**SET EXERCISE**
Without including any images, repeat the data exactly.

**Dataset records**
*-*-*

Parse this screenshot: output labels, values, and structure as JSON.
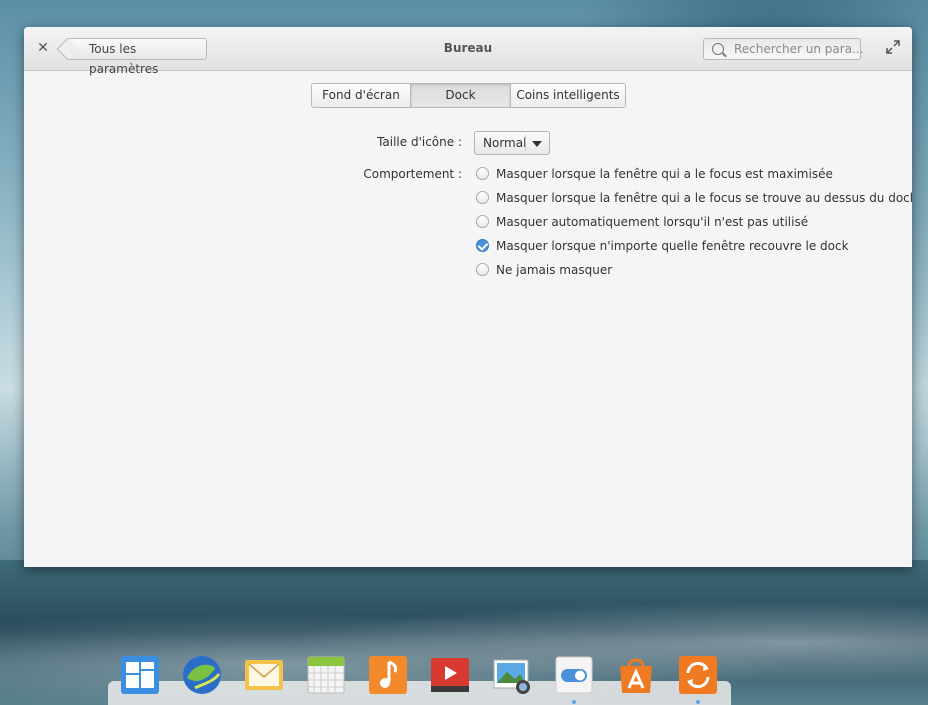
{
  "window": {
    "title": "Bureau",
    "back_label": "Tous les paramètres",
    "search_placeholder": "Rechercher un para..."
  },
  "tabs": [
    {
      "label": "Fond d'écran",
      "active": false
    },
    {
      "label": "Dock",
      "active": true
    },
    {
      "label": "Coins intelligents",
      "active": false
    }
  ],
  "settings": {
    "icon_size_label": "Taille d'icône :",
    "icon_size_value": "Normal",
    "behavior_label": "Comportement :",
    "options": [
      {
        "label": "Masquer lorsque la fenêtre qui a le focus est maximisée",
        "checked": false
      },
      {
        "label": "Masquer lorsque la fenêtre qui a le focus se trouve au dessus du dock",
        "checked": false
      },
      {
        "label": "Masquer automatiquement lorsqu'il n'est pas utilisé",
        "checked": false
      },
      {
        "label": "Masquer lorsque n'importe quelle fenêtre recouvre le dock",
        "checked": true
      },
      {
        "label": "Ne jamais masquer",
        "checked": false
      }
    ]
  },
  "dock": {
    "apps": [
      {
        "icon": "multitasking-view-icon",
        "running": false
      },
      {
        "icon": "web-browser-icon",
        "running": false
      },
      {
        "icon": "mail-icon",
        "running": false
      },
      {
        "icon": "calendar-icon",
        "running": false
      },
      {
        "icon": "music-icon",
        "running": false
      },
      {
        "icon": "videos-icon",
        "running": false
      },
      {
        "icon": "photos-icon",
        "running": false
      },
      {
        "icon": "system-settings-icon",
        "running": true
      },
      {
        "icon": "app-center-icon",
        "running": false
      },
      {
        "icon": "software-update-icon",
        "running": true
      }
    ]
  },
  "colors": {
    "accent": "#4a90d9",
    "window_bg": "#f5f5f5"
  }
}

*-*-*

**ANSWER TO THE PROBLEM**
Parse this screenshot: output labels, values, and structure as JSON.
{
  "window": {
    "title": "Bureau",
    "back_label": "Tous les paramètres",
    "search_placeholder": "Rechercher un para..."
  },
  "tabs": [
    {
      "label": "Fond d'écran",
      "active": false
    },
    {
      "label": "Dock",
      "active": true
    },
    {
      "label": "Coins intelligents",
      "active": false
    }
  ],
  "settings": {
    "icon_size_label": "Taille d'icône :",
    "icon_size_value": "Normal",
    "behavior_label": "Comportement :",
    "options": [
      {
        "label": "Masquer lorsque la fenêtre qui a le focus est maximisée",
        "checked": false
      },
      {
        "label": "Masquer lorsque la fenêtre qui a le focus se trouve au dessus du dock",
        "checked": false
      },
      {
        "label": "Masquer automatiquement lorsqu'il n'est pas utilisé",
        "checked": false
      },
      {
        "label": "Masquer lorsque n'importe quelle fenêtre recouvre le dock",
        "checked": true
      },
      {
        "label": "Ne jamais masquer",
        "checked": false
      }
    ]
  },
  "dock": {
    "apps": [
      {
        "icon": "multitasking-view-icon",
        "running": false
      },
      {
        "icon": "web-browser-icon",
        "running": false
      },
      {
        "icon": "mail-icon",
        "running": false
      },
      {
        "icon": "calendar-icon",
        "running": false
      },
      {
        "icon": "music-icon",
        "running": false
      },
      {
        "icon": "videos-icon",
        "running": false
      },
      {
        "icon": "photos-icon",
        "running": false
      },
      {
        "icon": "system-settings-icon",
        "running": true
      },
      {
        "icon": "app-center-icon",
        "running": false
      },
      {
        "icon": "software-update-icon",
        "running": true
      }
    ]
  },
  "colors": {
    "accent": "#4a90d9",
    "window_bg": "#f5f5f5"
  }
}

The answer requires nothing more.